In your copy, include every line of the listing below exactly but none of the pictures.

***** Records to use *****

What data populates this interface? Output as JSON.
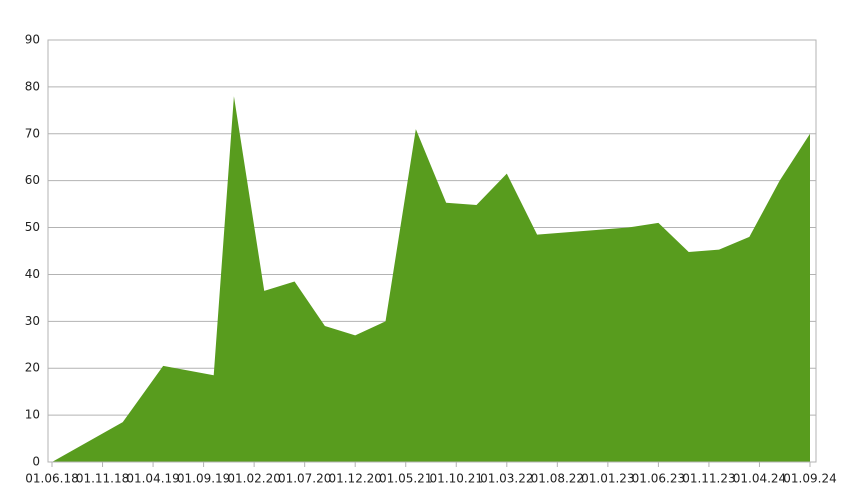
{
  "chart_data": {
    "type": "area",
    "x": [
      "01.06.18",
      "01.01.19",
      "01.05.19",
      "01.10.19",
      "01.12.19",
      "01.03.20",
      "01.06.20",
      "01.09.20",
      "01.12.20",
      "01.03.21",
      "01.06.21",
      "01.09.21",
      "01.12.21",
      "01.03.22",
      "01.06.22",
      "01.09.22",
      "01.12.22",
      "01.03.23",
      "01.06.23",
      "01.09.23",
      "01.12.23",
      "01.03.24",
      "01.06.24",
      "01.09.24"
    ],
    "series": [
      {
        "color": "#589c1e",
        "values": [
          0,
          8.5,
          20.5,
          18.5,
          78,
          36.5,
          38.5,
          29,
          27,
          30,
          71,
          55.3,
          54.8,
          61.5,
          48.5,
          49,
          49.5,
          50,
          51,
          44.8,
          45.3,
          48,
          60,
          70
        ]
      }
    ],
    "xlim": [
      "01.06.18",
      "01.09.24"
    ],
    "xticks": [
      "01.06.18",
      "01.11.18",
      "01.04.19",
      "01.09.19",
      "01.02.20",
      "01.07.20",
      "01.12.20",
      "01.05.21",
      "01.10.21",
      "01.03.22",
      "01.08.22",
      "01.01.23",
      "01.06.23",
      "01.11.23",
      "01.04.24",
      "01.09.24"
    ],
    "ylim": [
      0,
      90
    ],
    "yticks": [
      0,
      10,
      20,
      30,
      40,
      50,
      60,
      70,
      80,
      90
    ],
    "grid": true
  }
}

*****

◆ Task response:
What data populates this interface? Output as JSON.
{
  "chart_data": {
    "type": "area",
    "x": [
      "01.06.18",
      "01.01.19",
      "01.05.19",
      "01.10.19",
      "01.12.19",
      "01.03.20",
      "01.06.20",
      "01.09.20",
      "01.12.20",
      "01.03.21",
      "01.06.21",
      "01.09.21",
      "01.12.21",
      "01.03.22",
      "01.06.22",
      "01.09.22",
      "01.12.22",
      "01.03.23",
      "01.06.23",
      "01.09.23",
      "01.12.23",
      "01.03.24",
      "01.06.24",
      "01.09.24"
    ],
    "series": [
      {
        "color": "#589c1e",
        "values": [
          0,
          8.5,
          20.5,
          18.5,
          78,
          36.5,
          38.5,
          29,
          27,
          30,
          71,
          55.3,
          54.8,
          61.5,
          48.5,
          49,
          49.5,
          50,
          51,
          44.8,
          45.3,
          48,
          60,
          70
        ]
      }
    ],
    "xlim": [
      "01.06.18",
      "01.09.24"
    ],
    "xticks": [
      "01.06.18",
      "01.11.18",
      "01.04.19",
      "01.09.19",
      "01.02.20",
      "01.07.20",
      "01.12.20",
      "01.05.21",
      "01.10.21",
      "01.03.22",
      "01.08.22",
      "01.01.23",
      "01.06.23",
      "01.11.23",
      "01.04.24",
      "01.09.24"
    ],
    "ylim": [
      0,
      90
    ],
    "yticks": [
      0,
      10,
      20,
      30,
      40,
      50,
      60,
      70,
      80,
      90
    ],
    "grid": true
  }
}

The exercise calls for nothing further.